Wherever the word "Source" appears in a line, extract that line.
*-*-*
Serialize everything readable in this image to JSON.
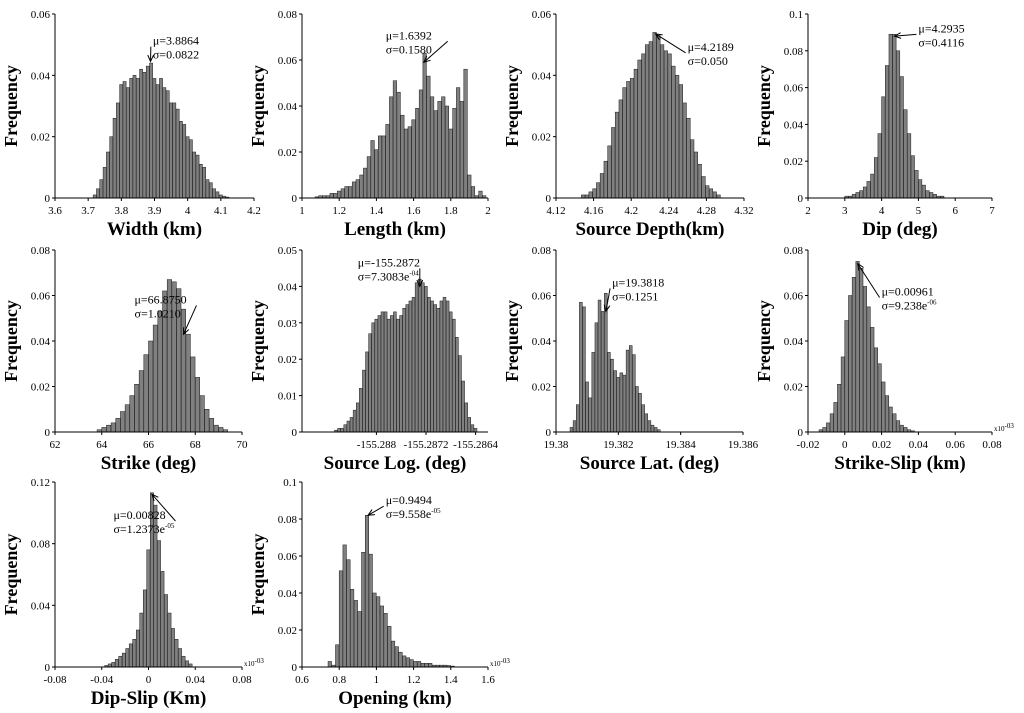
{
  "chart_data": [
    {
      "type": "bar",
      "id": "width",
      "xlabel": "Width (km)",
      "ylabel": "Frequency",
      "xlim": [
        3.6,
        4.2
      ],
      "ylim": [
        0,
        0.06
      ],
      "xticks": [
        "3.6",
        "3.7",
        "3.8",
        "3.9",
        "4",
        "4.1",
        "4.2"
      ],
      "yticks": [
        "0",
        "0.02",
        "0.04",
        "0.06"
      ],
      "mu": "μ=3.8864",
      "sigma": "σ=0.0822",
      "sigma_exp": "",
      "multiplier": "",
      "x": [
        3.72,
        3.73,
        3.74,
        3.75,
        3.76,
        3.77,
        3.78,
        3.79,
        3.8,
        3.81,
        3.82,
        3.83,
        3.84,
        3.85,
        3.86,
        3.87,
        3.88,
        3.89,
        3.9,
        3.91,
        3.92,
        3.93,
        3.94,
        3.95,
        3.96,
        3.97,
        3.98,
        3.99,
        4.0,
        4.01,
        4.02,
        4.03,
        4.04,
        4.05,
        4.06,
        4.07,
        4.08,
        4.09,
        4.1,
        4.11,
        4.12
      ],
      "values": [
        0.001,
        0.003,
        0.006,
        0.01,
        0.015,
        0.02,
        0.026,
        0.031,
        0.037,
        0.038,
        0.036,
        0.039,
        0.04,
        0.039,
        0.042,
        0.041,
        0.043,
        0.044,
        0.039,
        0.037,
        0.039,
        0.036,
        0.035,
        0.031,
        0.031,
        0.029,
        0.025,
        0.024,
        0.02,
        0.019,
        0.015,
        0.014,
        0.011,
        0.01,
        0.006,
        0.005,
        0.003,
        0.002,
        0.001,
        0.0006,
        0.0003
      ],
      "annotation_point": [
        3.888,
        0.0445
      ],
      "text_anchor": [
        3.895,
        0.05
      ]
    },
    {
      "type": "bar",
      "id": "length",
      "xlabel": "Length (km)",
      "ylabel": "Frequency",
      "xlim": [
        1,
        2
      ],
      "ylim": [
        0,
        0.08
      ],
      "xticks": [
        "1",
        "1.2",
        "1.4",
        "1.6",
        "1.8",
        "2"
      ],
      "yticks": [
        "0",
        "0.02",
        "0.04",
        "0.06",
        "0.08"
      ],
      "mu": "μ=1.6392",
      "sigma": "σ=0.1580",
      "sigma_exp": "",
      "multiplier": "",
      "x": [
        1.08,
        1.1,
        1.12,
        1.14,
        1.16,
        1.18,
        1.2,
        1.22,
        1.24,
        1.26,
        1.28,
        1.3,
        1.32,
        1.34,
        1.36,
        1.38,
        1.4,
        1.42,
        1.44,
        1.46,
        1.48,
        1.5,
        1.52,
        1.54,
        1.56,
        1.58,
        1.6,
        1.62,
        1.64,
        1.66,
        1.68,
        1.7,
        1.72,
        1.74,
        1.76,
        1.78,
        1.8,
        1.82,
        1.84,
        1.86,
        1.88,
        1.9,
        1.92,
        1.94,
        1.96,
        1.98
      ],
      "values": [
        0.0005,
        0.001,
        0.001,
        0.001,
        0.002,
        0.002,
        0.003,
        0.004,
        0.005,
        0.005,
        0.007,
        0.008,
        0.01,
        0.013,
        0.018,
        0.025,
        0.021,
        0.027,
        0.027,
        0.032,
        0.044,
        0.051,
        0.046,
        0.036,
        0.03,
        0.031,
        0.034,
        0.039,
        0.047,
        0.063,
        0.053,
        0.044,
        0.038,
        0.042,
        0.044,
        0.04,
        0.03,
        0.039,
        0.048,
        0.042,
        0.056,
        0.01,
        0.005,
        0.001,
        0.003,
        0.001
      ],
      "annotation_point": [
        1.655,
        0.059
      ],
      "text_anchor": [
        1.45,
        0.069
      ]
    },
    {
      "type": "bar",
      "id": "depth",
      "xlabel": "Source Depth(km)",
      "ylabel": "Frequency",
      "xlim": [
        4.12,
        4.32
      ],
      "ylim": [
        0,
        0.06
      ],
      "xticks": [
        "4.12",
        "4.16",
        "4.2",
        "4.24",
        "4.28",
        "4.32"
      ],
      "yticks": [
        "0",
        "0.02",
        "0.04",
        "0.06"
      ],
      "mu": "μ=4.2189",
      "sigma": "σ=0.050",
      "sigma_exp": "",
      "multiplier": "",
      "x": [
        4.149,
        4.153,
        4.157,
        4.161,
        4.165,
        4.169,
        4.173,
        4.177,
        4.181,
        4.185,
        4.189,
        4.193,
        4.197,
        4.201,
        4.205,
        4.209,
        4.213,
        4.217,
        4.221,
        4.225,
        4.229,
        4.233,
        4.237,
        4.241,
        4.245,
        4.249,
        4.253,
        4.257,
        4.261,
        4.265,
        4.269,
        4.273,
        4.277,
        4.281,
        4.285,
        4.289,
        4.293
      ],
      "values": [
        0.001,
        0.001,
        0.002,
        0.003,
        0.005,
        0.008,
        0.012,
        0.017,
        0.023,
        0.028,
        0.032,
        0.036,
        0.038,
        0.039,
        0.042,
        0.045,
        0.047,
        0.05,
        0.051,
        0.054,
        0.053,
        0.05,
        0.048,
        0.047,
        0.043,
        0.04,
        0.037,
        0.031,
        0.026,
        0.019,
        0.015,
        0.011,
        0.007,
        0.004,
        0.003,
        0.002,
        0.001
      ],
      "annotation_point": [
        4.226,
        0.0535
      ],
      "text_anchor": [
        4.26,
        0.048
      ]
    },
    {
      "type": "bar",
      "id": "dip",
      "xlabel": "Dip (deg)",
      "ylabel": "Frequency",
      "xlim": [
        2,
        7
      ],
      "ylim": [
        0,
        0.1
      ],
      "xticks": [
        "2",
        "3",
        "4",
        "5",
        "6",
        "7"
      ],
      "yticks": [
        "0",
        "0.02",
        "0.04",
        "0.06",
        "0.08",
        "0.1"
      ],
      "mu": "μ=4.2935",
      "sigma": "σ=0.4116",
      "sigma_exp": "",
      "multiplier": "",
      "x": [
        3.05,
        3.15,
        3.25,
        3.35,
        3.45,
        3.55,
        3.65,
        3.75,
        3.85,
        3.95,
        4.05,
        4.15,
        4.25,
        4.35,
        4.45,
        4.55,
        4.65,
        4.75,
        4.85,
        4.95,
        5.05,
        5.15,
        5.25,
        5.35,
        5.45,
        5.55,
        5.65
      ],
      "values": [
        0.001,
        0.001,
        0.002,
        0.003,
        0.004,
        0.006,
        0.009,
        0.013,
        0.022,
        0.035,
        0.055,
        0.072,
        0.089,
        0.089,
        0.08,
        0.066,
        0.048,
        0.035,
        0.023,
        0.015,
        0.01,
        0.007,
        0.004,
        0.003,
        0.002,
        0.001,
        0.001
      ],
      "annotation_point": [
        4.35,
        0.088
      ],
      "text_anchor": [
        5.0,
        0.09
      ]
    },
    {
      "type": "bar",
      "id": "strike",
      "xlabel": "Strike (deg)",
      "ylabel": "Frequency",
      "xlim": [
        62,
        70
      ],
      "ylim": [
        0,
        0.08
      ],
      "xticks": [
        "62",
        "64",
        "66",
        "68",
        "70"
      ],
      "yticks": [
        "0",
        "0.02",
        "0.04",
        "0.06",
        "0.08"
      ],
      "mu": "μ=66.8750",
      "sigma": "σ=1.0210",
      "sigma_exp": "",
      "multiplier": "",
      "x": [
        63.9,
        64.1,
        64.3,
        64.5,
        64.7,
        64.9,
        65.1,
        65.3,
        65.5,
        65.7,
        65.9,
        66.1,
        66.3,
        66.5,
        66.7,
        66.9,
        67.1,
        67.3,
        67.5,
        67.7,
        67.9,
        68.1,
        68.3,
        68.5,
        68.7,
        68.9,
        69.1,
        69.3
      ],
      "values": [
        0.001,
        0.002,
        0.003,
        0.004,
        0.006,
        0.009,
        0.012,
        0.016,
        0.021,
        0.027,
        0.034,
        0.04,
        0.047,
        0.053,
        0.062,
        0.067,
        0.066,
        0.063,
        0.054,
        0.043,
        0.033,
        0.024,
        0.016,
        0.01,
        0.006,
        0.003,
        0.002,
        0.001
      ],
      "annotation_point": [
        67.5,
        0.043
      ],
      "text_anchor": [
        65.4,
        0.0565
      ]
    },
    {
      "type": "bar",
      "id": "log",
      "xlabel": "Source Log. (deg)",
      "ylabel": "Frequency",
      "xlim": [
        -155.2892,
        -155.2862
      ],
      "ylim": [
        0,
        0.05
      ],
      "xticks": [
        "-155.288",
        "-155.2872",
        "-155.2864"
      ],
      "xtick_values": [
        -155.288,
        -155.2872,
        -155.2864
      ],
      "yticks": [
        "0",
        "0.01",
        "0.02",
        "0.03",
        "0.04",
        "0.05"
      ],
      "mu": "μ=-155.2872",
      "sigma": "σ=7.3083e",
      "sigma_exp": "-04",
      "multiplier": "",
      "x": [
        -155.28865,
        -155.2886,
        -155.28855,
        -155.2885,
        -155.28845,
        -155.2884,
        -155.28835,
        -155.2883,
        -155.28825,
        -155.2882,
        -155.28815,
        -155.2881,
        -155.28805,
        -155.288,
        -155.28795,
        -155.2879,
        -155.28785,
        -155.2878,
        -155.28775,
        -155.2877,
        -155.28765,
        -155.2876,
        -155.28755,
        -155.2875,
        -155.28745,
        -155.2874,
        -155.28735,
        -155.2873,
        -155.28725,
        -155.2872,
        -155.28715,
        -155.2871,
        -155.28705,
        -155.287,
        -155.28695,
        -155.2869,
        -155.28685,
        -155.2868,
        -155.28675,
        -155.2867,
        -155.28665,
        -155.2866,
        -155.28655,
        -155.2865,
        -155.28645,
        -155.2864
      ],
      "values": [
        0.0005,
        0.001,
        0.001,
        0.002,
        0.003,
        0.004,
        0.006,
        0.008,
        0.012,
        0.017,
        0.022,
        0.027,
        0.03,
        0.031,
        0.032,
        0.033,
        0.033,
        0.031,
        0.032,
        0.033,
        0.031,
        0.032,
        0.034,
        0.035,
        0.036,
        0.037,
        0.041,
        0.042,
        0.041,
        0.04,
        0.037,
        0.036,
        0.035,
        0.034,
        0.036,
        0.037,
        0.036,
        0.033,
        0.031,
        0.026,
        0.021,
        0.014,
        0.008,
        0.004,
        0.002,
        0.001
      ],
      "annotation_point": [
        -155.2873,
        0.04
      ],
      "text_anchor": [
        -155.2883,
        0.0455
      ]
    },
    {
      "type": "bar",
      "id": "lat",
      "xlabel": "Source Lat. (deg)",
      "ylabel": "Frequency",
      "xlim": [
        19.38,
        19.386
      ],
      "ylim": [
        0,
        0.08
      ],
      "xticks": [
        "19.38",
        "19.382",
        "19.384",
        "19.386"
      ],
      "yticks": [
        "0",
        "0.02",
        "0.04",
        "0.06",
        "0.08"
      ],
      "mu": "μ=19.3818",
      "sigma": "σ=0.1251",
      "sigma_exp": "",
      "multiplier": "",
      "x": [
        19.3805,
        19.3806,
        19.3807,
        19.3808,
        19.3809,
        19.381,
        19.3811,
        19.3812,
        19.3813,
        19.3814,
        19.3815,
        19.3816,
        19.3817,
        19.3818,
        19.3819,
        19.382,
        19.3821,
        19.3822,
        19.3823,
        19.3824,
        19.3825,
        19.3826,
        19.3827,
        19.3828,
        19.3829,
        19.383,
        19.3831,
        19.3832,
        19.3833
      ],
      "values": [
        0.002,
        0.005,
        0.012,
        0.057,
        0.055,
        0.022,
        0.015,
        0.035,
        0.048,
        0.058,
        0.053,
        0.061,
        0.035,
        0.032,
        0.027,
        0.024,
        0.026,
        0.025,
        0.036,
        0.038,
        0.034,
        0.02,
        0.017,
        0.012,
        0.008,
        0.005,
        0.003,
        0.002,
        0.001
      ],
      "annotation_point": [
        19.3816,
        0.053
      ],
      "text_anchor": [
        19.3818,
        0.064
      ]
    },
    {
      "type": "bar",
      "id": "strike_slip",
      "xlabel": "Strike-Slip (km)",
      "ylabel": "Frequency",
      "xlim": [
        -0.02,
        0.08
      ],
      "ylim": [
        0,
        0.08
      ],
      "xticks": [
        "-0.02",
        "0",
        "0.02",
        "0.04",
        "0.06",
        "0.08"
      ],
      "yticks": [
        "0",
        "0.02",
        "0.04",
        "0.06",
        "0.08"
      ],
      "mu": "μ=0.00961",
      "sigma": "σ=9.238e",
      "sigma_exp": "-06",
      "multiplier": "x10",
      "multiplier_exp": "-03",
      "x": [
        -0.013,
        -0.011,
        -0.009,
        -0.007,
        -0.005,
        -0.003,
        -0.001,
        0.001,
        0.003,
        0.005,
        0.007,
        0.009,
        0.011,
        0.013,
        0.015,
        0.017,
        0.019,
        0.021,
        0.023,
        0.025,
        0.027,
        0.029,
        0.031,
        0.033,
        0.035,
        0.037
      ],
      "values": [
        0.001,
        0.002,
        0.004,
        0.008,
        0.013,
        0.021,
        0.033,
        0.049,
        0.06,
        0.068,
        0.075,
        0.072,
        0.064,
        0.055,
        0.046,
        0.037,
        0.03,
        0.022,
        0.016,
        0.011,
        0.008,
        0.005,
        0.003,
        0.002,
        0.001,
        0.0005
      ],
      "annotation_point": [
        0.007,
        0.074
      ],
      "text_anchor": [
        0.02,
        0.06
      ]
    },
    {
      "type": "bar",
      "id": "dip_slip",
      "xlabel": "Dip-Slip (Km)",
      "ylabel": "Frequency",
      "xlim": [
        -0.08,
        0.08
      ],
      "ylim": [
        0,
        0.12
      ],
      "xticks": [
        "-0.08",
        "-0.04",
        "0",
        "0.04",
        "0.08"
      ],
      "yticks": [
        "0",
        "0.04",
        "0.08",
        "0.12"
      ],
      "mu": "μ=0.00828",
      "sigma": "σ=1.2373e",
      "sigma_exp": "-05",
      "multiplier": "x10",
      "multiplier_exp": "-03",
      "x": [
        -0.036,
        -0.033,
        -0.03,
        -0.027,
        -0.024,
        -0.021,
        -0.018,
        -0.015,
        -0.012,
        -0.009,
        -0.006,
        -0.003,
        0.0,
        0.003,
        0.006,
        0.009,
        0.012,
        0.015,
        0.018,
        0.021,
        0.024,
        0.027,
        0.03,
        0.033,
        0.036
      ],
      "values": [
        0.001,
        0.002,
        0.003,
        0.005,
        0.007,
        0.009,
        0.012,
        0.015,
        0.018,
        0.024,
        0.035,
        0.05,
        0.076,
        0.113,
        0.105,
        0.082,
        0.062,
        0.047,
        0.035,
        0.025,
        0.018,
        0.012,
        0.007,
        0.004,
        0.002
      ],
      "annotation_point": [
        0.003,
        0.112
      ],
      "text_anchor": [
        -0.03,
        0.096
      ]
    },
    {
      "type": "bar",
      "id": "opening",
      "xlabel": "Opening (km)",
      "ylabel": "Frequency",
      "xlim": [
        0.6,
        1.6
      ],
      "ylim": [
        0,
        0.1
      ],
      "xticks": [
        "0.6",
        "0.8",
        "1",
        "1.2",
        "1.4",
        "1.6"
      ],
      "yticks": [
        "0",
        "0.02",
        "0.04",
        "0.06",
        "0.08",
        "0.1"
      ],
      "mu": "μ=0.9494",
      "sigma": "σ=9.558e",
      "sigma_exp": "-05",
      "multiplier": "x10",
      "multiplier_exp": "-03",
      "x": [
        0.75,
        0.77,
        0.79,
        0.81,
        0.83,
        0.85,
        0.87,
        0.89,
        0.91,
        0.93,
        0.95,
        0.97,
        0.99,
        1.01,
        1.03,
        1.05,
        1.07,
        1.09,
        1.11,
        1.13,
        1.15,
        1.17,
        1.19,
        1.21,
        1.23,
        1.25,
        1.27,
        1.29,
        1.31,
        1.33,
        1.35,
        1.37,
        1.39,
        1.41
      ],
      "values": [
        0.003,
        0.001,
        0.012,
        0.052,
        0.066,
        0.058,
        0.042,
        0.036,
        0.03,
        0.062,
        0.082,
        0.061,
        0.04,
        0.038,
        0.033,
        0.029,
        0.022,
        0.014,
        0.011,
        0.008,
        0.006,
        0.005,
        0.004,
        0.003,
        0.003,
        0.002,
        0.002,
        0.002,
        0.001,
        0.001,
        0.001,
        0.001,
        0.0008,
        0.0005
      ],
      "annotation_point": [
        0.955,
        0.082
      ],
      "text_anchor": [
        1.05,
        0.088
      ]
    }
  ]
}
*-*-*
● Solved problem
      "xlabel": "Source Depth(km)",
      "xlabel": "Source Log. (deg)",
      "xlabel": "Source Lat. (deg)",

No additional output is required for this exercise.